_Your instructions_:
Copy all of the records below verbatim.

_Records supplied_:
........
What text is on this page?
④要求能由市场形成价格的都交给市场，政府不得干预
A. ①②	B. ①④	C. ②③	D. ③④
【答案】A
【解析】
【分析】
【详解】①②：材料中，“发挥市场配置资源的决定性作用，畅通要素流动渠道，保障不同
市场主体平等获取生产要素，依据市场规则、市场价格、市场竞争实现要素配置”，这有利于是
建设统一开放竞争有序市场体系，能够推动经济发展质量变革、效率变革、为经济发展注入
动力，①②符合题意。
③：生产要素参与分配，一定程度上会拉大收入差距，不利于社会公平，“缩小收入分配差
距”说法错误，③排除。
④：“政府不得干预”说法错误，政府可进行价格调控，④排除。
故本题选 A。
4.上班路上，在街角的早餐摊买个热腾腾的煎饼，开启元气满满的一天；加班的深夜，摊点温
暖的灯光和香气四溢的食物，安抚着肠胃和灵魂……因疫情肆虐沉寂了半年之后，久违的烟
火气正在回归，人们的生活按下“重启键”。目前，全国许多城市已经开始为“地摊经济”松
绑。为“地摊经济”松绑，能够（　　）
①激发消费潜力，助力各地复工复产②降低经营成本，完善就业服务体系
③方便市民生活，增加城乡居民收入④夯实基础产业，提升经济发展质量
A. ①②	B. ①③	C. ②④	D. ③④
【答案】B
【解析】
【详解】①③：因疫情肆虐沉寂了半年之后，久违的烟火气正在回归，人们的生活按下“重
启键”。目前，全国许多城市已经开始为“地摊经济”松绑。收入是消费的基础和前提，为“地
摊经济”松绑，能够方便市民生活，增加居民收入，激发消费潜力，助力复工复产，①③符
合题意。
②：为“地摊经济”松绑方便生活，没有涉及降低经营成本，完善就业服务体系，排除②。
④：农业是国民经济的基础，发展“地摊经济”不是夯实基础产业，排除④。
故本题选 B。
........
_Written response_:
What text is on this page?
④要求能由市场形成价格的都交给市场，政府不得干预
A. ①②	B. ①④	C. ②③	D. ③④
【答案】A
【解析】
【分析】
【详解】①②：材料中，“发挥市场配置资源的决定性作用，畅通要素流动渠道，保障不同
市场主体平等获取生产要素，依据市场规则、市场价格、市场竞争实现要素配置”，这有利于是
建设统一开放竞争有序市场体系，能够推动经济发展质量变革、效率变革、为经济发展注入
动力，①②符合题意。
③：生产要素参与分配，一定程度上会拉大收入差距，不利于社会公平，“缩小收入分配差
距”说法错误，③排除。
④：“政府不得干预”说法错误，政府可进行价格调控，④排除。
故本题选 A。
4.上班路上，在街角的早餐摊买个热腾腾的煎饼，开启元气满满的一天；加班的深夜，摊点温
暖的灯光和香气四溢的食物，安抚着肠胃和灵魂……因疫情肆虐沉寂了半年之后，久违的烟
火气正在回归，人们的生活按下“重启键”。目前，全国许多城市已经开始为“地摊经济”松
绑。为“地摊经济”松绑，能够（　　）
①激发消费潜力，助力各地复工复产②降低经营成本，完善就业服务体系
③方便市民生活，增加城乡居民收入④夯实基础产业，提升经济发展质量
A. ①②	B. ①③	C. ②④	D. ③④
【答案】B
【解析】
【详解】①③：因疫情肆虐沉寂了半年之后，久违的烟火气正在回归，人们的生活按下“重
启键”。目前，全国许多城市已经开始为“地摊经济”松绑。收入是消费的基础和前提，为“地
摊经济”松绑，能够方便市民生活，增加居民收入，激发消费潜力，助力复工复产，①③符
合题意。
②：为“地摊经济”松绑方便生活，没有涉及降低经营成本，完善就业服务体系，排除②。
④：农业是国民经济的基础，发展“地摊经济”不是夯实基础产业，排除④。
故本题选 B。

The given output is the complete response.